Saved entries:
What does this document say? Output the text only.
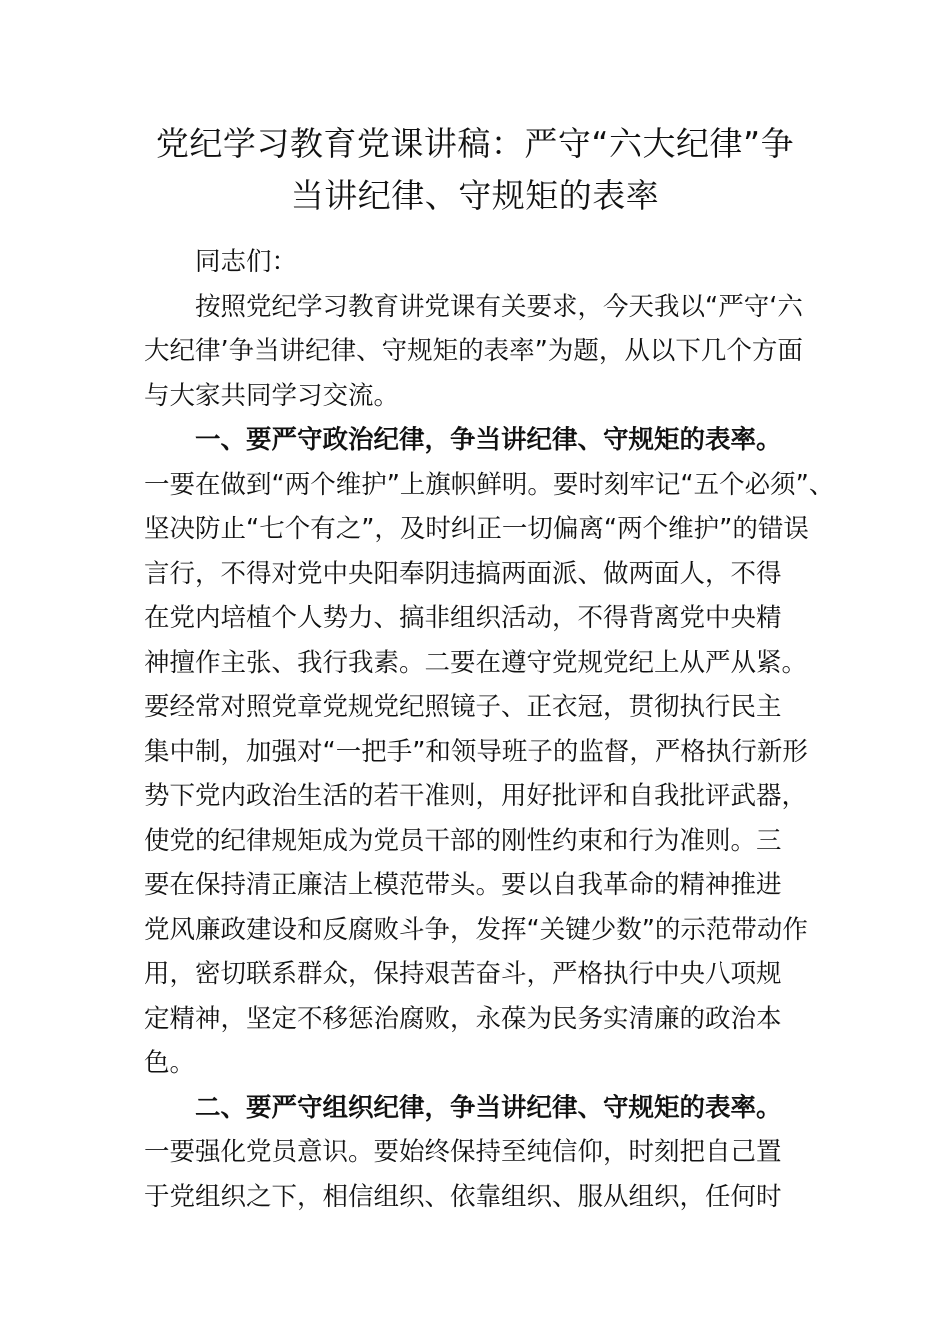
党纪学习教育党课讲稿：严守“六大纪律”争
当讲纪律、守规矩的表率
同志们：
按照党纪学习教育讲党课有关要求，今天我以“严守‘六
大纪律’争当讲纪律、守规矩的表率”为题，从以下几个方面
与大家共同学习交流。
一、要严守政治纪律，争当讲纪律、守规矩的表率。
一要在做到“两个维护”上旗帜鲜明。要时刻牢记“五个必须”、
坚决防止“七个有之”，及时纠正一切偏离“两个维护”的错误
言行，不得对党中央阳奉阴违搞两面派、做两面人，不得
在党内培植个人势力、搞非组织活动，不得背离党中央精
神擅作主张、我行我素。二要在遵守党规党纪上从严从紧。
要经常对照党章党规党纪照镜子、正衣冠，贯彻执行民主
集中制，加强对“一把手”和领导班子的监督，严格执行新形
势下党内政治生活的若干准则，用好批评和自我批评武器，
使党的纪律规矩成为党员干部的刚性约束和行为准则。三
要在保持清正廉洁上模范带头。要以自我革命的精神推进
党风廉政建设和反腐败斗争，发挥“关键少数”的示范带动作
用，密切联系群众，保持艰苦奋斗，严格执行中央八项规
定精神，坚定不移惩治腐败，永葆为民务实清廉的政治本
色。
二、要严守组织纪律，争当讲纪律、守规矩的表率。
一要强化党员意识。要始终保持至纯信仰，时刻把自己置
于党组织之下，相信组织、依靠组织、服从组织，任何时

- What needs to be done: Pictures in the records above are not copied; print everything else exactly.

- Result for this task:
What does this document say? Output the text only.
党纪学习教育党课讲稿：严守“六大纪律”争
当讲纪律、守规矩的表率
同志们：
按照党纪学习教育讲党课有关要求，今天我以“严守‘六
大纪律’争当讲纪律、守规矩的表率”为题，从以下几个方面
与大家共同学习交流。
一、要严守政治纪律，争当讲纪律、守规矩的表率。
一要在做到“两个维护”上旗帜鲜明。要时刻牢记“五个必须”、
坚决防止“七个有之”，及时纠正一切偏离“两个维护”的错误
言行，不得对党中央阳奉阴违搞两面派、做两面人，不得
在党内培植个人势力、搞非组织活动，不得背离党中央精
神擅作主张、我行我素。二要在遵守党规党纪上从严从紧。
要经常对照党章党规党纪照镜子、正衣冠，贯彻执行民主
集中制，加强对“一把手”和领导班子的监督，严格执行新形
势下党内政治生活的若干准则，用好批评和自我批评武器，
使党的纪律规矩成为党员干部的刚性约束和行为准则。三
要在保持清正廉洁上模范带头。要以自我革命的精神推进
党风廉政建设和反腐败斗争，发挥“关键少数”的示范带动作
用，密切联系群众，保持艰苦奋斗，严格执行中央八项规
定精神，坚定不移惩治腐败，永葆为民务实清廉的政治本
色。
二、要严守组织纪律，争当讲纪律、守规矩的表率。
一要强化党员意识。要始终保持至纯信仰，时刻把自己置
于党组织之下，相信组织、依靠组织、服从组织，任何时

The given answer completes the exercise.